■ **Task description**
Please return the full listing below without altering anything.

***** Dataset content

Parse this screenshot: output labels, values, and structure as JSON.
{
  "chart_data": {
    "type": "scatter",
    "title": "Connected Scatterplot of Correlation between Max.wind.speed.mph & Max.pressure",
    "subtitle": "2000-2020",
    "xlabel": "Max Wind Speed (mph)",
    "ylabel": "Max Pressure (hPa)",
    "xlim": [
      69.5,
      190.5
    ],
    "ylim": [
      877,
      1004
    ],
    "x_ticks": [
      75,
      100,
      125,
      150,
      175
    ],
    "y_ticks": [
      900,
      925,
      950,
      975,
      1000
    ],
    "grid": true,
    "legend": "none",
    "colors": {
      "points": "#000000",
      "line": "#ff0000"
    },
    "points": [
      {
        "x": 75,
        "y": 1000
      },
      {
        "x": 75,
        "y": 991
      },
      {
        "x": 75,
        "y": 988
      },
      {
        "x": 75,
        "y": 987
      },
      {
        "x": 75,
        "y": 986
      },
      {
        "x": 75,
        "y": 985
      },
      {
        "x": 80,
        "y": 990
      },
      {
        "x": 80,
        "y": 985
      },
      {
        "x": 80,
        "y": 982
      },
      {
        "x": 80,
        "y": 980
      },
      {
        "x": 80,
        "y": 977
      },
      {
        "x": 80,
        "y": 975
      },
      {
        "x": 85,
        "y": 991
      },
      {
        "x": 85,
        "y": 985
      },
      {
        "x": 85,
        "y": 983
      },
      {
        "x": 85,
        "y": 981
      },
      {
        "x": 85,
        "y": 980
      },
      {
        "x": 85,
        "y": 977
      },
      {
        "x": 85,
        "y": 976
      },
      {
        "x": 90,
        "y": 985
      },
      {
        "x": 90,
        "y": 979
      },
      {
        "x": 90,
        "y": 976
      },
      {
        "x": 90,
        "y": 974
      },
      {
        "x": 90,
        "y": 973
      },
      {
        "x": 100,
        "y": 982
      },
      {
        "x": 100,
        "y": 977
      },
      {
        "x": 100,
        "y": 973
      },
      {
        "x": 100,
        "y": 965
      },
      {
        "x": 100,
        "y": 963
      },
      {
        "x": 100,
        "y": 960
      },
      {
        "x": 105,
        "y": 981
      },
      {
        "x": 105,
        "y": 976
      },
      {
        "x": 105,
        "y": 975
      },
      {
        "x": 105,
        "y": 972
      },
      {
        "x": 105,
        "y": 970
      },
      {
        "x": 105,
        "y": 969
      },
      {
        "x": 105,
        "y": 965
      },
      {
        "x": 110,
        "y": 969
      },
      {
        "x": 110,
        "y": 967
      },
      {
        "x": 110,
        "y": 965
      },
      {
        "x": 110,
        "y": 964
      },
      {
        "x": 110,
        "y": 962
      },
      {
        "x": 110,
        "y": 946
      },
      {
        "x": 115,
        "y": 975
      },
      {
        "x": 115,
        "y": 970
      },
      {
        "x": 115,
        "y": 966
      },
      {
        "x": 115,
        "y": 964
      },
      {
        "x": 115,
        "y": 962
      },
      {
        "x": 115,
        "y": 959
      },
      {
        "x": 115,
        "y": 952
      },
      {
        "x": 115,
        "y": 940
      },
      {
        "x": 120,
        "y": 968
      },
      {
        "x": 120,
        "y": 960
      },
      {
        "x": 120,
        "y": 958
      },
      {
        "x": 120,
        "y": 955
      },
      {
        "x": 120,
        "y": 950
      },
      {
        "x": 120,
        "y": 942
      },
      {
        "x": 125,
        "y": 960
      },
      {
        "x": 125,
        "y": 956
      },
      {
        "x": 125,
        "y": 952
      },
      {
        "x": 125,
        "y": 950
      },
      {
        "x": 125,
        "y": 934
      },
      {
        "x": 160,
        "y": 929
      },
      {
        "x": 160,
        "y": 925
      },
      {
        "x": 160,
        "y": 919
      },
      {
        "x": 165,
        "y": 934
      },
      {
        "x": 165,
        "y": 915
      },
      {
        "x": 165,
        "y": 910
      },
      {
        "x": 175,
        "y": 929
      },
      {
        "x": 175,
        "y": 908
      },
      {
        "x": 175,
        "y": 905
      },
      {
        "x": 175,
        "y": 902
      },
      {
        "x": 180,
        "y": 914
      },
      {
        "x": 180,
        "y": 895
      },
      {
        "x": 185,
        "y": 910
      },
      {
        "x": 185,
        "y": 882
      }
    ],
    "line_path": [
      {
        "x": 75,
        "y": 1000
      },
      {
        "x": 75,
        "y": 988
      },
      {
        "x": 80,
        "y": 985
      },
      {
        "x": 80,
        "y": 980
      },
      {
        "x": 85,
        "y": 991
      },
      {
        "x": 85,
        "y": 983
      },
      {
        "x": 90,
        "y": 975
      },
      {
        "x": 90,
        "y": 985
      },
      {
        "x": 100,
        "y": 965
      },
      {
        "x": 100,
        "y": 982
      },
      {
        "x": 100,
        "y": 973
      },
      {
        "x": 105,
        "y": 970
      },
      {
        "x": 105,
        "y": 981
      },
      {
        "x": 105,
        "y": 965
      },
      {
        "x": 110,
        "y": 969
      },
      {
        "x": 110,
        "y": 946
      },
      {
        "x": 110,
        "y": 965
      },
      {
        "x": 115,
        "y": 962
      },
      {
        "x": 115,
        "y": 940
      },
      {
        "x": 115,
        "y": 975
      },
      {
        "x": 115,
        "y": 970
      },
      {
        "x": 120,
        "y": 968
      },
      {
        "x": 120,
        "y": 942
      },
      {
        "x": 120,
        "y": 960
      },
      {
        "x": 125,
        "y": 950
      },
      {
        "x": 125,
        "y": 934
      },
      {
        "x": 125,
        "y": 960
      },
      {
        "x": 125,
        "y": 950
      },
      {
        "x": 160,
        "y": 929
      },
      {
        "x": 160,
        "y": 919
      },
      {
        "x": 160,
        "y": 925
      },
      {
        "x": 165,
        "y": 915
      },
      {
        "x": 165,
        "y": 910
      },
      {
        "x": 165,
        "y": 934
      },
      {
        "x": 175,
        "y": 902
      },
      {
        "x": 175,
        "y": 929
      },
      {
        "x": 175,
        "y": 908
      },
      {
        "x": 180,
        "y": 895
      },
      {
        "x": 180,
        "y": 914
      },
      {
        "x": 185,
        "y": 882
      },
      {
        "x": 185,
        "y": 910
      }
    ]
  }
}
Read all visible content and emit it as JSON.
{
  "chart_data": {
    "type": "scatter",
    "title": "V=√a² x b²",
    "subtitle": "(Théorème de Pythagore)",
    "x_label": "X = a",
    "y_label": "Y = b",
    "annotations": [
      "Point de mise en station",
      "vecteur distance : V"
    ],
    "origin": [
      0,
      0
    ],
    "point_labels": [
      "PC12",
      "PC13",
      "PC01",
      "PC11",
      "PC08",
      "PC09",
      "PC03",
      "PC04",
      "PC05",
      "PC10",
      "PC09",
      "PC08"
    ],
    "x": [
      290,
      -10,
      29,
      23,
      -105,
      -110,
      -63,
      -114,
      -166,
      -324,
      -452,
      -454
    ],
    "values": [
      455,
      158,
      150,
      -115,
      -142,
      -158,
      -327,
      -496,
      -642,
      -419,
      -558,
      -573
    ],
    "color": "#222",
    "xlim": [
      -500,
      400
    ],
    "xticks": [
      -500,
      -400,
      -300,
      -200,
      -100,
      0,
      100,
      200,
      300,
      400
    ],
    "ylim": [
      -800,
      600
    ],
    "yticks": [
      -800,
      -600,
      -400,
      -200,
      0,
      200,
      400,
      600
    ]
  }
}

**********

■ **Solved exercise**
Parse this screenshot: output labels, values, and structure as JSON.
{
  "chart_data": {
    "type": "scatter",
    "title": "Connected Scatterplot of Correlation between Max.wind.speed.mph & Max.pressure",
    "subtitle": "2000-2020",
    "xlabel": "Max Wind Speed (mph)",
    "ylabel": "Max Pressure (hPa)",
    "xlim": [
      69.5,
      190.5
    ],
    "ylim": [
      877,
      1004
    ],
    "x_ticks": [
      75,
      100,
      125,
      150,
      175
    ],
    "y_ticks": [
      900,
      925,
      950,
      975,
      1000
    ],
    "grid": true,
    "legend": "none",
    "colors": {
      "points": "#000000",
      "line": "#ff0000"
    },
    "points": [
      {
        "x": 75,
        "y": 1000
      },
      {
        "x": 75,
        "y": 991
      },
      {
        "x": 75,
        "y": 988
      },
      {
        "x": 75,
        "y": 987
      },
      {
        "x": 75,
        "y": 986
      },
      {
        "x": 75,
        "y": 985
      },
      {
        "x": 80,
        "y": 990
      },
      {
        "x": 80,
        "y": 985
      },
      {
        "x": 80,
        "y": 982
      },
      {
        "x": 80,
        "y": 980
      },
      {
        "x": 80,
        "y": 977
      },
      {
        "x": 80,
        "y": 975
      },
      {
        "x": 85,
        "y": 991
      },
      {
        "x": 85,
        "y": 985
      },
      {
        "x": 85,
        "y": 983
      },
      {
        "x": 85,
        "y": 981
      },
      {
        "x": 85,
        "y": 980
      },
      {
        "x": 85,
        "y": 977
      },
      {
        "x": 85,
        "y": 976
      },
      {
        "x": 90,
        "y": 985
      },
      {
        "x": 90,
        "y": 979
      },
      {
        "x": 90,
        "y": 976
      },
      {
        "x": 90,
        "y": 974
      },
      {
        "x": 90,
        "y": 973
      },
      {
        "x": 100,
        "y": 982
      },
      {
        "x": 100,
        "y": 977
      },
      {
        "x": 100,
        "y": 973
      },
      {
        "x": 100,
        "y": 965
      },
      {
        "x": 100,
        "y": 963
      },
      {
        "x": 100,
        "y": 960
      },
      {
        "x": 105,
        "y": 981
      },
      {
        "x": 105,
        "y": 976
      },
      {
        "x": 105,
        "y": 975
      },
      {
        "x": 105,
        "y": 972
      },
      {
        "x": 105,
        "y": 970
      },
      {
        "x": 105,
        "y": 969
      },
      {
        "x": 105,
        "y": 965
      },
      {
        "x": 110,
        "y": 969
      },
      {
        "x": 110,
        "y": 967
      },
      {
        "x": 110,
        "y": 965
      },
      {
        "x": 110,
        "y": 964
      },
      {
        "x": 110,
        "y": 962
      },
      {
        "x": 110,
        "y": 946
      },
      {
        "x": 115,
        "y": 975
      },
      {
        "x": 115,
        "y": 970
      },
      {
        "x": 115,
        "y": 966
      },
      {
        "x": 115,
        "y": 964
      },
      {
        "x": 115,
        "y": 962
      },
      {
        "x": 115,
        "y": 959
      },
      {
        "x": 115,
        "y": 952
      },
      {
        "x": 115,
        "y": 940
      },
      {
        "x": 120,
        "y": 968
      },
      {
        "x": 120,
        "y": 960
      },
      {
        "x": 120,
        "y": 958
      },
      {
        "x": 120,
        "y": 955
      },
      {
        "x": 120,
        "y": 950
      },
      {
        "x": 120,
        "y": 942
      },
      {
        "x": 125,
        "y": 960
      },
      {
        "x": 125,
        "y": 956
      },
      {
        "x": 125,
        "y": 952
      },
      {
        "x": 125,
        "y": 950
      },
      {
        "x": 125,
        "y": 934
      },
      {
        "x": 160,
        "y": 929
      },
      {
        "x": 160,
        "y": 925
      },
      {
        "x": 160,
        "y": 919
      },
      {
        "x": 165,
        "y": 934
      },
      {
        "x": 165,
        "y": 915
      },
      {
        "x": 165,
        "y": 910
      },
      {
        "x": 175,
        "y": 929
      },
      {
        "x": 175,
        "y": 908
      },
      {
        "x": 175,
        "y": 905
      },
      {
        "x": 175,
        "y": 902
      },
      {
        "x": 180,
        "y": 914
      },
      {
        "x": 180,
        "y": 895
      },
      {
        "x": 185,
        "y": 910
      },
      {
        "x": 185,
        "y": 882
      }
    ],
    "line_path": [
      {
        "x": 75,
        "y": 1000
      },
      {
        "x": 75,
        "y": 988
      },
      {
        "x": 80,
        "y": 985
      },
      {
        "x": 80,
        "y": 980
      },
      {
        "x": 85,
        "y": 991
      },
      {
        "x": 85,
        "y": 983
      },
      {
        "x": 90,
        "y": 975
      },
      {
        "x": 90,
        "y": 985
      },
      {
        "x": 100,
        "y": 965
      },
      {
        "x": 100,
        "y": 982
      },
      {
        "x": 100,
        "y": 973
      },
      {
        "x": 105,
        "y": 970
      },
      {
        "x": 105,
        "y": 981
      },
      {
        "x": 105,
        "y": 965
      },
      {
        "x": 110,
        "y": 969
      },
      {
        "x": 110,
        "y": 946
      },
      {
        "x": 110,
        "y": 965
      },
      {
        "x": 115,
        "y": 962
      },
      {
        "x": 115,
        "y": 940
      },
      {
        "x": 115,
        "y": 975
      },
      {
        "x": 115,
        "y": 970
      },
      {
        "x": 120,
        "y": 968
      },
      {
        "x": 120,
        "y": 942
      },
      {
        "x": 120,
        "y": 960
      },
      {
        "x": 125,
        "y": 950
      },
      {
        "x": 125,
        "y": 934
      },
      {
        "x": 125,
        "y": 960
      },
      {
        "x": 125,
        "y": 950
      },
      {
        "x": 160,
        "y": 929
      },
      {
        "x": 160,
        "y": 919
      },
      {
        "x": 160,
        "y": 925
      },
      {
        "x": 165,
        "y": 915
      },
      {
        "x": 165,
        "y": 910
      },
      {
        "x": 165,
        "y": 934
      },
      {
        "x": 175,
        "y": 902
      },
      {
        "x": 175,
        "y": 929
      },
      {
        "x": 175,
        "y": 908
      },
      {
        "x": 180,
        "y": 895
      },
      {
        "x": 180,
        "y": 914
      },
      {
        "x": 185,
        "y": 882
      },
      {
        "x": 185,
        "y": 910
      }
    ]
  }
}
Read all visible content and emit it as JSON.
{
  "chart_data": {
    "type": "scatter",
    "title": "V=√a² x b²",
    "subtitle": "(Théorème de Pythagore)",
    "x_label": "X = a",
    "y_label": "Y = b",
    "annotations": [
      "Point de mise en station",
      "vecteur distance : V"
    ],
    "origin": [
      0,
      0
    ],
    "point_labels": [
      "PC12",
      "PC13",
      "PC01",
      "PC11",
      "PC08",
      "PC09",
      "PC03",
      "PC04",
      "PC05",
      "PC10",
      "PC09",
      "PC08"
    ],
    "x": [
      290,
      -10,
      29,
      23,
      -105,
      -110,
      -63,
      -114,
      -166,
      -324,
      -452,
      -454
    ],
    "values": [
      455,
      158,
      150,
      -115,
      -142,
      -158,
      -327,
      -496,
      -642,
      -419,
      -558,
      -573
    ],
    "color": "#222",
    "xlim": [
      -500,
      400
    ],
    "xticks": [
      -500,
      -400,
      -300,
      -200,
      -100,
      0,
      100,
      200,
      300,
      400
    ],
    "ylim": [
      -800,
      600
    ],
    "yticks": [
      -800,
      -600,
      -400,
      -200,
      0,
      200,
      400,
      600
    ]
  }
}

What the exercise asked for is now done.